Conducts PCA, LDA, and MANOVA. Outputs include tables of statistical results, PCA plots, and Boxplots of each dependent variable. Plots can be customized using pca_ and boxplots_ prefixed arguments. Supports one- or two-factor analyses. In two-factor analyses, additional plots may be created with facets and/or pooling of values across levels of a selected factor, chosen using the arguments factors_pool and factors_facet. By default, saves results in a Word document, but allows exports as .pptx, .png, and/or R objects for further edits. A tutorial on how to generate various outputs from MultiVar() is available under Examples.
Usage
MultiVar(
multivar_db,
values_cols,
factors_cols,
factors_pool = c("col1", "col2"),
factors_facet = "none",
pca_ellipse = c("confidence"),
pca_facet_scales = "fixed",
pca_labels = NULL,
pca_shapes = FALSE,
pca_grid = TRUE,
missing_method = "imputation",
scale = TRUE,
center = TRUE,
boxplot_filled = TRUE,
boxplot_x_angle = NULL,
boxplot_x_wrap = NULL,
boxplot_x_lab = FALSE,
boxplot_x_text = TRUE,
boxplot_legend_pos = "right",
boxplot_points = TRUE,
boxplot_outliers = FALSE,
boxplot_letters = TRUE,
boxplot_var_sep = FALSE,
colours = NULL,
colours_theme = NULL,
plot_out_png = FALSE,
plot_out_pptx = FALSE,
plot_out_R = TRUE
)Arguments
- multivar_db
A dataframe with two types of columns. The first holds numeric values of the multivariate outcome variables, with each column containing one variable. The second type holds categories (factor levels), with each column containing one factor. An example dataframe can be viewed by running
View(data(multivar_db_ex))in the R console.- values_cols
A numeric vector specifying the order number of columns containing the outcome variables.

Prompt:
Reproduce part of the MultiVar documentation word for word, starting at "Conducts PCA, LDA, and" and ending after "available under Examples.". The lines that come next are separate material, unrelated to the MultiVar documentation.

Dataset excerpt:
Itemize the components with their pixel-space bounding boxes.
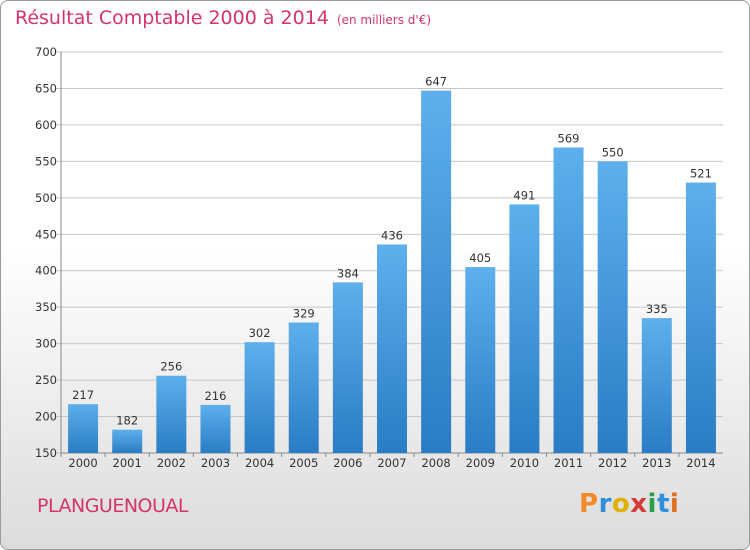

Output for this exercise:
Conducts PCA, LDA, and MANOVA. Outputs include tables of statistical results, PCA plots, and Boxplots of each dependent variable. Plots can be customized using pca_ and boxplots_ prefixed arguments. Supports one- or two-factor analyses. In two-factor analyses, additional plots may be created with facets and/or pooling of values across levels of a selected factor, chosen using the arguments factors_pool and factors_facet. By default, saves results in a Word document, but allows exports as .pptx, .png, and/or R objects for further edits. A tutorial on how to generate various outputs from MultiVar() is available under Examples.